Data shown:
** begin **

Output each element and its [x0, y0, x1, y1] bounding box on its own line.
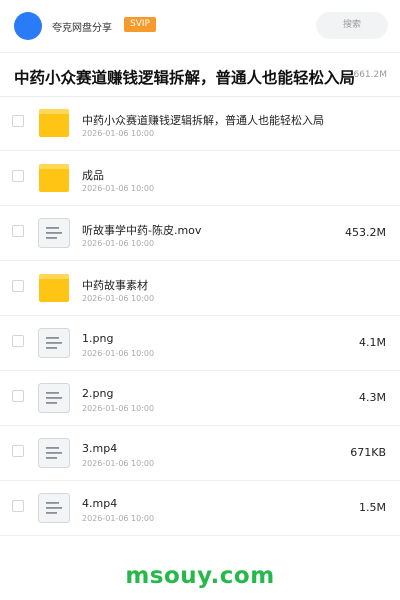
file-size: 671KB: [350, 446, 386, 459]
file-date: 2026-01-06 10:00: [82, 239, 155, 248]
file-row[interactable]: 1.png 2026-01-06 10:00 4.1M: [0, 316, 400, 371]
file-row[interactable]: 中药故事素材 2026-01-06 10:00: [0, 261, 400, 316]
row-checkbox[interactable]: [12, 280, 24, 292]
total-size: 661.2M: [353, 70, 387, 80]
avatar[interactable]: [14, 12, 42, 40]
file-list: 中药小众赛道赚钱逻辑拆解，普通人也能轻松入局 2026-01-06 10:00 成品…: [0, 96, 400, 536]
file-date: 2026-01-06 10:00: [82, 349, 155, 358]
file-size: 453.2M: [345, 226, 386, 239]
file-date: 2026-01-06 10:00: [82, 404, 155, 413]
file-row[interactable]: 2.png 2026-01-06 10:00 4.3M: [0, 371, 400, 426]
file-date: 2026-01-06 10:00: [82, 184, 155, 193]
file-row[interactable]: 3.mp4 2026-01-06 10:00 671KB: [0, 426, 400, 481]
svip-badge: SVIP: [124, 17, 156, 32]
app-title: 夸克网盘分享: [52, 23, 112, 34]
file-size: 1.5M: [359, 501, 386, 514]
row-checkbox[interactable]: [12, 445, 24, 457]
file-size: 4.1M: [359, 336, 386, 349]
file-row[interactable]: 4.mp4 2026-01-06 10:00 1.5M: [0, 481, 400, 536]
row-checkbox[interactable]: [12, 390, 24, 402]
file-name: 中药小众赛道赚钱逻辑拆解，普通人也能轻松入局: [82, 114, 324, 127]
file-date: 2026-01-06 10:00: [82, 294, 155, 303]
search-input[interactable]: 搜索: [316, 12, 388, 39]
file-date: 2026-01-06 10:00: [82, 459, 155, 468]
file-name: 2.png: [82, 387, 114, 400]
file-name: 1.png: [82, 332, 114, 345]
file-name: 成品: [82, 169, 104, 182]
page-title: 中药小众赛道赚钱逻辑拆解，普通人也能轻松入局: [14, 69, 356, 87]
file-name: 4.mp4: [82, 497, 118, 510]
watermark: msouy.com: [125, 563, 275, 589]
header: 夸克网盘分享 SVIP 搜索: [0, 0, 400, 53]
row-checkbox[interactable]: [12, 170, 24, 182]
file-row[interactable]: 听故事学中药-陈皮.mov 2026-01-06 10:00 453.2M: [0, 206, 400, 261]
file-date: 2026-01-06 10:00: [82, 514, 155, 523]
file-size: 4.3M: [359, 391, 386, 404]
document-icon: [38, 493, 70, 523]
file-name: 中药故事素材: [82, 279, 148, 292]
row-checkbox[interactable]: [12, 335, 24, 347]
file-row[interactable]: 成品 2026-01-06 10:00: [0, 151, 400, 206]
folder-icon: [38, 273, 70, 303]
file-name: 3.mp4: [82, 442, 118, 455]
document-icon: [38, 383, 70, 413]
folder-icon: [38, 163, 70, 193]
share-title-bar: 中药小众赛道赚钱逻辑拆解，普通人也能轻松入局 661.2M: [0, 52, 400, 97]
row-checkbox[interactable]: [12, 115, 24, 127]
document-icon: [38, 438, 70, 468]
document-icon: [38, 328, 70, 358]
file-row[interactable]: 中药小众赛道赚钱逻辑拆解，普通人也能轻松入局 2026-01-06 10:00: [0, 96, 400, 151]
document-icon: [38, 218, 70, 248]
folder-icon: [38, 108, 70, 138]
file-name: 听故事学中药-陈皮.mov: [82, 224, 202, 237]
row-checkbox[interactable]: [12, 500, 24, 512]
file-date: 2026-01-06 10:00: [82, 129, 155, 138]
row-checkbox[interactable]: [12, 225, 24, 237]
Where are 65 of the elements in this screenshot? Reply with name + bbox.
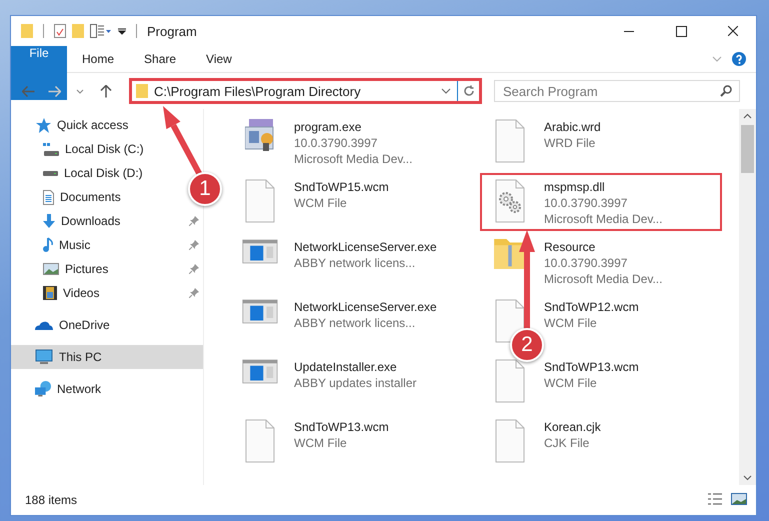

** end **

What you have to do:
Copy the lines above word for word, beginning with the line that contains "file-size: 671KB: [350, 446, 386, 459]" and continuing through the line that contains "file-size: 453.2M: [345, 226, 386, 239]".

Task output:
file-size: 671KB: [350, 446, 386, 459]
file-date: 2026-01-06 10:00: [82, 239, 155, 248]
file-row[interactable]: 1.png 2026-01-06 10:00 4.1M: [0, 316, 400, 371]
file-row[interactable]: 中药故事素材 2026-01-06 10:00: [0, 261, 400, 316]
row-checkbox[interactable]: [12, 280, 24, 292]
total-size: 661.2M: [353, 70, 387, 80]
avatar[interactable]: [14, 12, 42, 40]
file-list: 中药小众赛道赚钱逻辑拆解，普通人也能轻松入局 2026-01-06 10:00 成品…: [0, 96, 400, 536]
file-date: 2026-01-06 10:00: [82, 349, 155, 358]
file-size: 453.2M: [345, 226, 386, 239]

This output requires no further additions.